▸ **TASK INSTRUCTIONS**
Output the material word for word. Leave each picture out.

---*---

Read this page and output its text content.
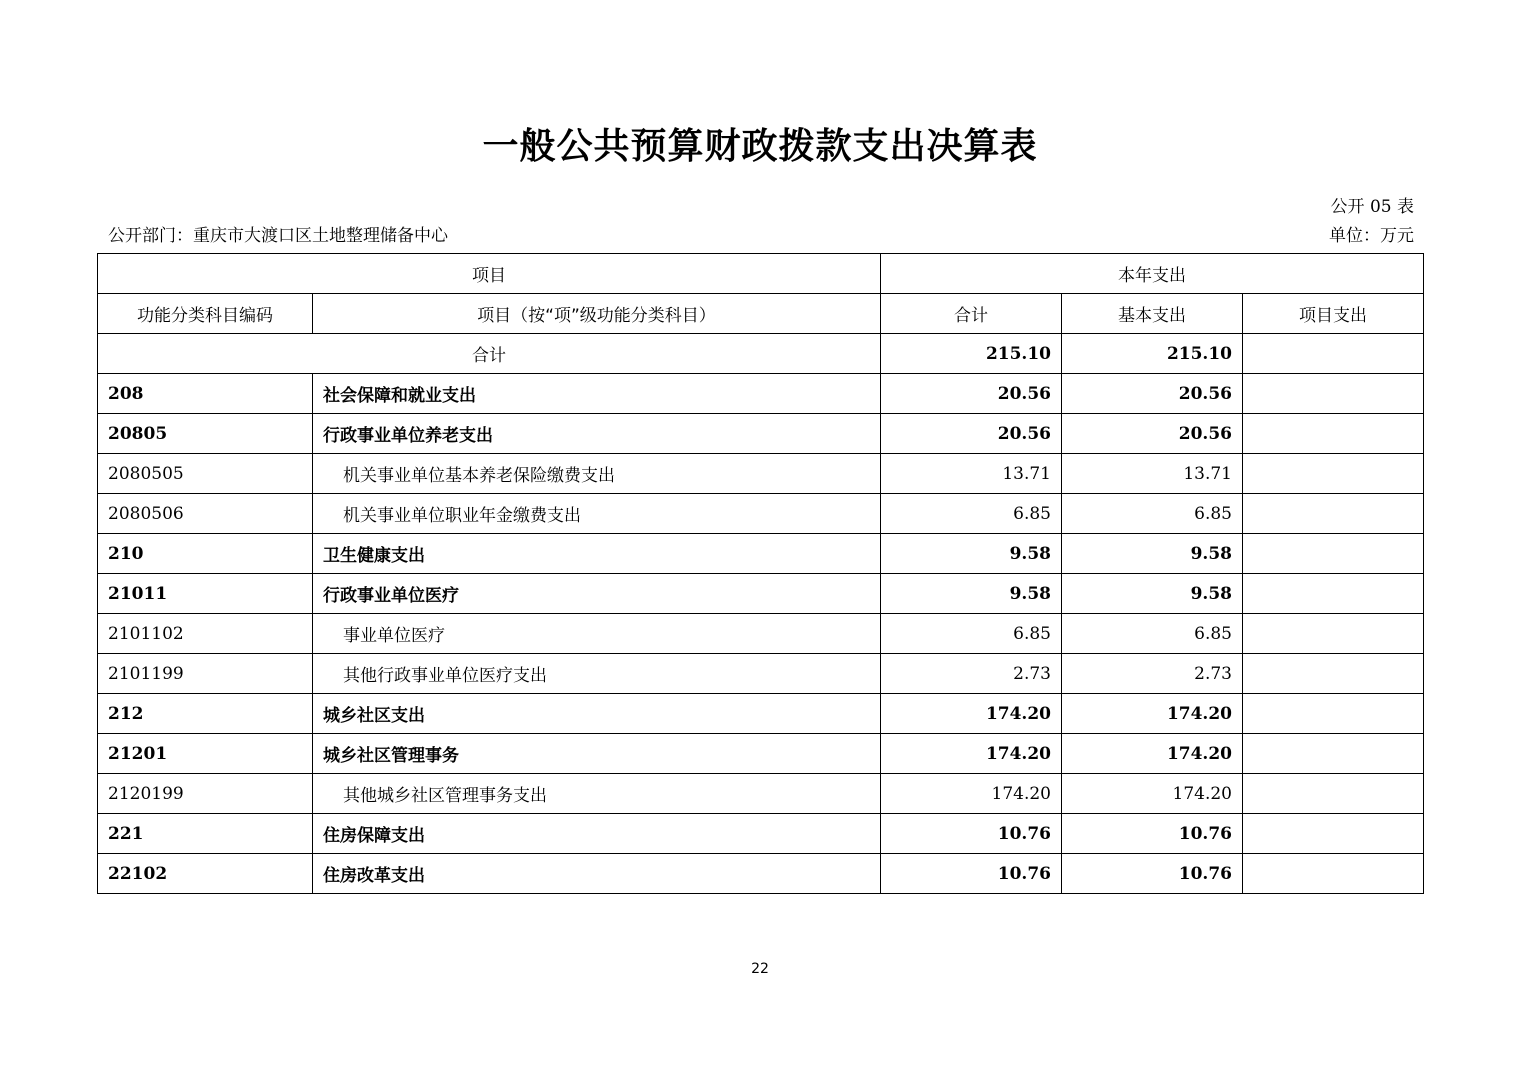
一般公共预算财政拨款支出决算表
公开 05 表
公开部门：重庆市大渡口区土地整理储备中心	单位：万元
项目		本年支出		
功能分类科目编码	项目（按“项”级功能分类科目）	合计	基本支出	项目支出
合计		215.10	215.10	
208	社会保障和就业支出	20.56	20.56	
20805	行政事业单位养老支出	20.56	20.56	
2080505	机关事业单位基本养老保险缴费支出	13.71	13.71	
2080506	机关事业单位职业年金缴费支出	6.85	6.85	
210	卫生健康支出	9.58	9.58	
21011	行政事业单位医疗	9.58	9.58	
2101102	事业单位医疗	6.85	6.85	
2101199	其他行政事业单位医疗支出	2.73	2.73	
212	城乡社区支出	174.20	174.20	
21201	城乡社区管理事务	174.20	174.20	
2120199	其他城乡社区管理事务支出	174.20	174.20	
221	住房保障支出	10.76	10.76	
22102	住房改革支出	10.76	10.76	
22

---*---

▸ **RESPONSE TO THE TASK**
Read this page and output its text content.
一般公共预算财政拨款支出决算表
公开 05 表
公开部门：重庆市大渡口区土地整理储备中心	单位：万元
项目		本年支出		
功能分类科目编码	项目（按“项”级功能分类科目）	合计	基本支出	项目支出
合计		215.10	215.10	
208	社会保障和就业支出	20.56	20.56	
20805	行政事业单位养老支出	20.56	20.56	
2080505	机关事业单位基本养老保险缴费支出	13.71	13.71	
2080506	机关事业单位职业年金缴费支出	6.85	6.85	
210	卫生健康支出	9.58	9.58	
21011	行政事业单位医疗	9.58	9.58	
2101102	事业单位医疗	6.85	6.85	
2101199	其他行政事业单位医疗支出	2.73	2.73	
212	城乡社区支出	174.20	174.20	
21201	城乡社区管理事务	174.20	174.20	
2120199	其他城乡社区管理事务支出	174.20	174.20	
221	住房保障支出	10.76	10.76	
22102	住房改革支出	10.76	10.76	
22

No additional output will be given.